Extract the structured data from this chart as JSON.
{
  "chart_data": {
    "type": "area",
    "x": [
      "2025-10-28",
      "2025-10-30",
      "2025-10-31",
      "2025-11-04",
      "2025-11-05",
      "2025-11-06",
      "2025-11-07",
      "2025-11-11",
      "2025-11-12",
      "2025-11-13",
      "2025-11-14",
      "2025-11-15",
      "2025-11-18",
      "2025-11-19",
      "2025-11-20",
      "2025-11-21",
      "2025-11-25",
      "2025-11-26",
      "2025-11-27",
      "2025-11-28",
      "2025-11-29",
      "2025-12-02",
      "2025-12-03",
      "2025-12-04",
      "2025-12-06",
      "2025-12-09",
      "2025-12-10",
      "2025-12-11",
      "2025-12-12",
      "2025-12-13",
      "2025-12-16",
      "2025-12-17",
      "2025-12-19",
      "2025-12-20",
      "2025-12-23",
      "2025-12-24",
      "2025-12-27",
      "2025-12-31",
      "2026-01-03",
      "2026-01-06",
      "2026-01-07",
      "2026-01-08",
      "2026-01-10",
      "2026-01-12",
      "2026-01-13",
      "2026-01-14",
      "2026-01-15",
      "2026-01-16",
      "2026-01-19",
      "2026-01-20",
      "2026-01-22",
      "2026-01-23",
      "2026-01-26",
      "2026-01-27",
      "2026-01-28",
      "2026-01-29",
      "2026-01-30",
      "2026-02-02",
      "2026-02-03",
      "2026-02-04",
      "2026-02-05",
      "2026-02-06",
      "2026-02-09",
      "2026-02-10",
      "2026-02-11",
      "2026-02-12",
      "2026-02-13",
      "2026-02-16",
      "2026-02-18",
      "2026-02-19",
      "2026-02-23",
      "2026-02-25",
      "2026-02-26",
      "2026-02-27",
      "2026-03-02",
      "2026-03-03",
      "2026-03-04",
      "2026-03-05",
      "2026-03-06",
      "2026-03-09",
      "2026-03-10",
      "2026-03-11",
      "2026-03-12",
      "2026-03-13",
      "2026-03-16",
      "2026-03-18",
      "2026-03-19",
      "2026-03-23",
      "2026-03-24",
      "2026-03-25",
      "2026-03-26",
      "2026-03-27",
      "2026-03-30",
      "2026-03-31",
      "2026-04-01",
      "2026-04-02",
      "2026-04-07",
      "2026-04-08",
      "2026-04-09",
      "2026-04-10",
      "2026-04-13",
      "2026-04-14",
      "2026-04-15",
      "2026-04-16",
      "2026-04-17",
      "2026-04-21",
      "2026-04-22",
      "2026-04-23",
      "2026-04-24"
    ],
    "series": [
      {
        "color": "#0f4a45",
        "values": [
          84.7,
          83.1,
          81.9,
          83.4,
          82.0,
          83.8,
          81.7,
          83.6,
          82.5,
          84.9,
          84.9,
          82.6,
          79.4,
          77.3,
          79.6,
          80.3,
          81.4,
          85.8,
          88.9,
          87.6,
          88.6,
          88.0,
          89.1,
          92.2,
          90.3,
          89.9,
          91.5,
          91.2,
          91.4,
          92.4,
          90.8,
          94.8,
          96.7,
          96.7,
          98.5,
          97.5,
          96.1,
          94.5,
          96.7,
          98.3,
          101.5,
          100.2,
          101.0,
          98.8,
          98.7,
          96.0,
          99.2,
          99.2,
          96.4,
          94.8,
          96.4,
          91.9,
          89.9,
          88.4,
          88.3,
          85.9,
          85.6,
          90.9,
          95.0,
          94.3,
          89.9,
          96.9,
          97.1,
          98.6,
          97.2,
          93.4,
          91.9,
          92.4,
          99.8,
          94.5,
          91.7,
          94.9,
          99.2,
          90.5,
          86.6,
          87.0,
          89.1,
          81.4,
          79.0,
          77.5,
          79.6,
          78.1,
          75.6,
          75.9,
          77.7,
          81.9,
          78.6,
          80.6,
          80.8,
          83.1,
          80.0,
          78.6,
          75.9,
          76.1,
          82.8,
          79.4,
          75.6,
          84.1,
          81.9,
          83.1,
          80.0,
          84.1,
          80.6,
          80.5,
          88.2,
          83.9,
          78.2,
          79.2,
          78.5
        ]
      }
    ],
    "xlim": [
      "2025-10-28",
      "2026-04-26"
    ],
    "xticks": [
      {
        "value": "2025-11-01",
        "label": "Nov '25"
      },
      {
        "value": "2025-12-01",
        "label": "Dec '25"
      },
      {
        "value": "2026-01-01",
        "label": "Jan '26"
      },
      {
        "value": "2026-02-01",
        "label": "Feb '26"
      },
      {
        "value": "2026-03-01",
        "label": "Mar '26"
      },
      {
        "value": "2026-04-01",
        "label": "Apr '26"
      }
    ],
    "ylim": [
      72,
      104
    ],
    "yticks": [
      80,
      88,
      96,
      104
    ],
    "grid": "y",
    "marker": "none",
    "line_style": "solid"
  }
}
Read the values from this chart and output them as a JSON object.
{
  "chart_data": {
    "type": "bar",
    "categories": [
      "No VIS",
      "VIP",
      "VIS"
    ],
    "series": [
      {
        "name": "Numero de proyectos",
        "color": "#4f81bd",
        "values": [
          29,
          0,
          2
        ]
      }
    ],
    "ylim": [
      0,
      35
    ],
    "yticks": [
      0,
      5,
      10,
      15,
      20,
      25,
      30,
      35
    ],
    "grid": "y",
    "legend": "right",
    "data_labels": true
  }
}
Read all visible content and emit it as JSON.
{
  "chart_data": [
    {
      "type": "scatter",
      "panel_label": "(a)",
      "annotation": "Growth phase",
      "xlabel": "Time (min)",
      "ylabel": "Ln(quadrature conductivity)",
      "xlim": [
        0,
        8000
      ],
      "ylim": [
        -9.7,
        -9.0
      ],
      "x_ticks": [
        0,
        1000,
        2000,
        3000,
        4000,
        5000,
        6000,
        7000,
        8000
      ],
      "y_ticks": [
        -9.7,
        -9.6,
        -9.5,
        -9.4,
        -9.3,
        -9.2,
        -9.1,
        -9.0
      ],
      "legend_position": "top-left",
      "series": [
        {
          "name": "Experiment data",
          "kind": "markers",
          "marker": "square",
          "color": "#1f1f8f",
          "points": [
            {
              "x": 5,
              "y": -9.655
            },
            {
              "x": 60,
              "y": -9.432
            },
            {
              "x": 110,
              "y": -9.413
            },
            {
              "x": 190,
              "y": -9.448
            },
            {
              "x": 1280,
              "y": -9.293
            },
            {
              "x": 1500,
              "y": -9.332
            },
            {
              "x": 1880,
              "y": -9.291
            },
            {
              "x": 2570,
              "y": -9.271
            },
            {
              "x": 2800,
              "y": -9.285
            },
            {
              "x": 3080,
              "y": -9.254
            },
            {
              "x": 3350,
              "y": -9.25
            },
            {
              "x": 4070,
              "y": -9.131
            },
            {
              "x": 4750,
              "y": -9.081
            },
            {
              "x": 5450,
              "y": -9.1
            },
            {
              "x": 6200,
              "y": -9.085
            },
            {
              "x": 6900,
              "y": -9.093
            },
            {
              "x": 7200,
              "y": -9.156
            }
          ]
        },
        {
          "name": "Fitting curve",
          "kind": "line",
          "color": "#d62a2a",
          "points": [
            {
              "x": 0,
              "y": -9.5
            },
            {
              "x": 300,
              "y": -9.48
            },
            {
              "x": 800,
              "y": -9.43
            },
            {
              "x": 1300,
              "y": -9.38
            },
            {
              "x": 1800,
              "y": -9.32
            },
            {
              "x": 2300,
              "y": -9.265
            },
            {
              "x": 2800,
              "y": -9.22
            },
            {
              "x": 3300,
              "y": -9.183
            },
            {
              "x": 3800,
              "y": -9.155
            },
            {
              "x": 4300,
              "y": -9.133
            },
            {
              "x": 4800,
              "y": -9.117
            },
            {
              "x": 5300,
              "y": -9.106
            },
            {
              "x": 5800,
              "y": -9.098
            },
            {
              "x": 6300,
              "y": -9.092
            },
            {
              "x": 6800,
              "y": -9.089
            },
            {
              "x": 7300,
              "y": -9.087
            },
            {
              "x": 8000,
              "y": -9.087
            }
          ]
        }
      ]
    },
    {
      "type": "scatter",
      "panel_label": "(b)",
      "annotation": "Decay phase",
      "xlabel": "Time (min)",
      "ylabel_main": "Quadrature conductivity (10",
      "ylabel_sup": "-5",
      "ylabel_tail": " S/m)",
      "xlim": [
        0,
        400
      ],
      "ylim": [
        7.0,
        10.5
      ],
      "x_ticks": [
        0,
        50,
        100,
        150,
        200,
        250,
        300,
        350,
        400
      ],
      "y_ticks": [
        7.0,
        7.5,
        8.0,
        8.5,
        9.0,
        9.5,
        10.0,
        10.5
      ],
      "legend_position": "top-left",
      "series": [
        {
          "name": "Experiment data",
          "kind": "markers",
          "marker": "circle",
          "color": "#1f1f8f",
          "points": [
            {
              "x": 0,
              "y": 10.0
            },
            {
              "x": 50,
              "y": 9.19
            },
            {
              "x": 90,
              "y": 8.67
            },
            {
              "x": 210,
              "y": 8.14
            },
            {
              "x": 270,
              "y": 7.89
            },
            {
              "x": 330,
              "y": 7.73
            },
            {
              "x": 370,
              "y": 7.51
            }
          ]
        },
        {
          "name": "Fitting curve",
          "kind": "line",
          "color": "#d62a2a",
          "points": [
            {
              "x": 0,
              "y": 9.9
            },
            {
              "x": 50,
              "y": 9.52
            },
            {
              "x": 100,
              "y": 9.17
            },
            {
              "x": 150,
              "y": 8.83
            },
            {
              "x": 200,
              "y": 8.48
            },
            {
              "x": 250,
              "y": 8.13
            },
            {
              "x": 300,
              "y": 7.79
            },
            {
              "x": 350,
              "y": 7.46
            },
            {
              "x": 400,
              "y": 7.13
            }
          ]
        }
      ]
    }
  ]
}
────────────────────
• **Objective**:
Look through the lines above and collect those with the word "from".

• **Output of the task**:
Extract the structured data from this chart as JSON.
Read the values from this chart and output them as a JSON object.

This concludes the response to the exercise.